Brief
Here are some entries; quote each one exactly.

(Items from a dataset)
•••

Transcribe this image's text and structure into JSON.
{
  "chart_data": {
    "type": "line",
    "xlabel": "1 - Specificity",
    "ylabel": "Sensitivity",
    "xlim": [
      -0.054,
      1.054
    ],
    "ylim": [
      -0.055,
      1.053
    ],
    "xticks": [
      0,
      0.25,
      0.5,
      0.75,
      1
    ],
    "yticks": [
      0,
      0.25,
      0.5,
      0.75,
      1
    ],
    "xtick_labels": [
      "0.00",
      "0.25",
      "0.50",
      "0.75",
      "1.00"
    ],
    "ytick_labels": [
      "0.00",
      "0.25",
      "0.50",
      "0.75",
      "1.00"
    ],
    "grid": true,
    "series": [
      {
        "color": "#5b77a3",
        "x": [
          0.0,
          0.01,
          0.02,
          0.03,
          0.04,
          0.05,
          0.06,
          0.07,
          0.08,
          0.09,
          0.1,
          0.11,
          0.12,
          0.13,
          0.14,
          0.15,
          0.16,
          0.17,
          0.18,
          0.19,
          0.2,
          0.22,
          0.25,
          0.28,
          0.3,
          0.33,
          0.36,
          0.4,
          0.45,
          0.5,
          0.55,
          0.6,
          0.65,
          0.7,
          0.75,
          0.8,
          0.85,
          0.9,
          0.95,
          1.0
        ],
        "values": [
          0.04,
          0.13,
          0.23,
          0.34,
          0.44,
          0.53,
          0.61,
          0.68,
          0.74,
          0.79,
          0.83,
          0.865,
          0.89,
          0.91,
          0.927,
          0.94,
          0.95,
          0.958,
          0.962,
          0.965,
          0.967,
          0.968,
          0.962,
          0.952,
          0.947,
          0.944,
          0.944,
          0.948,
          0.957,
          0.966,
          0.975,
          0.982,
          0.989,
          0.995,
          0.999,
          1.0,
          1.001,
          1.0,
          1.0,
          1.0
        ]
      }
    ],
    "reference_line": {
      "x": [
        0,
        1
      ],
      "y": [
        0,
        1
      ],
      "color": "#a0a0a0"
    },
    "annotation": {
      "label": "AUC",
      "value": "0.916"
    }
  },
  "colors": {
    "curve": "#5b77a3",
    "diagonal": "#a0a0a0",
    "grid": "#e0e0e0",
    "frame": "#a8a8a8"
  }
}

•••

In response
Transcribe this image's text and structure into JSON.
{
  "chart_data": {
    "type": "line",
    "xlabel": "1 - Specificity",
    "ylabel": "Sensitivity",
    "xlim": [
      -0.054,
      1.054
    ],
    "ylim": [
      -0.055,
      1.053
    ],
    "xticks": [
      0,
      0.25,
      0.5,
      0.75,
      1
    ],
    "yticks": [
      0,
      0.25,
      0.5,
      0.75,
      1
    ],
    "xtick_labels": [
      "0.00",
      "0.25",
      "0.50",
      "0.75",
      "1.00"
    ],
    "ytick_labels": [
      "0.00",
      "0.25",
      "0.50",
      "0.75",
      "1.00"
    ],
    "grid": true,
    "series": [
      {
        "color": "#5b77a3",
        "x": [
          0.0,
          0.01,
          0.02,
          0.03,
          0.04,
          0.05,
          0.06,
          0.07,
          0.08,
          0.09,
          0.1,
          0.11,
          0.12,
          0.13,
          0.14,
          0.15,
          0.16,
          0.17,
          0.18,
          0.19,
          0.2,
          0.22,
          0.25,
          0.28,
          0.3,
          0.33,
          0.36,
          0.4,
          0.45,
          0.5,
          0.55,
          0.6,
          0.65,
          0.7,
          0.75,
          0.8,
          0.85,
          0.9,
          0.95,
          1.0
        ],
        "values": [
          0.04,
          0.13,
          0.23,
          0.34,
          0.44,
          0.53,
          0.61,
          0.68,
          0.74,
          0.79,
          0.83,
          0.865,
          0.89,
          0.91,
          0.927,
          0.94,
          0.95,
          0.958,
          0.962,
          0.965,
          0.967,
          0.968,
          0.962,
          0.952,
          0.947,
          0.944,
          0.944,
          0.948,
          0.957,
          0.966,
          0.975,
          0.982,
          0.989,
          0.995,
          0.999,
          1.0,
          1.001,
          1.0,
          1.0,
          1.0
        ]
      }
    ],
    "reference_line": {
      "x": [
        0,
        1
      ],
      "y": [
        0,
        1
      ],
      "color": "#a0a0a0"
    },
    "annotation": {
      "label": "AUC",
      "value": "0.916"
    }
  },
  "colors": {
    "curve": "#5b77a3",
    "diagonal": "#a0a0a0",
    "grid": "#e0e0e0",
    "frame": "#a8a8a8"
  }
}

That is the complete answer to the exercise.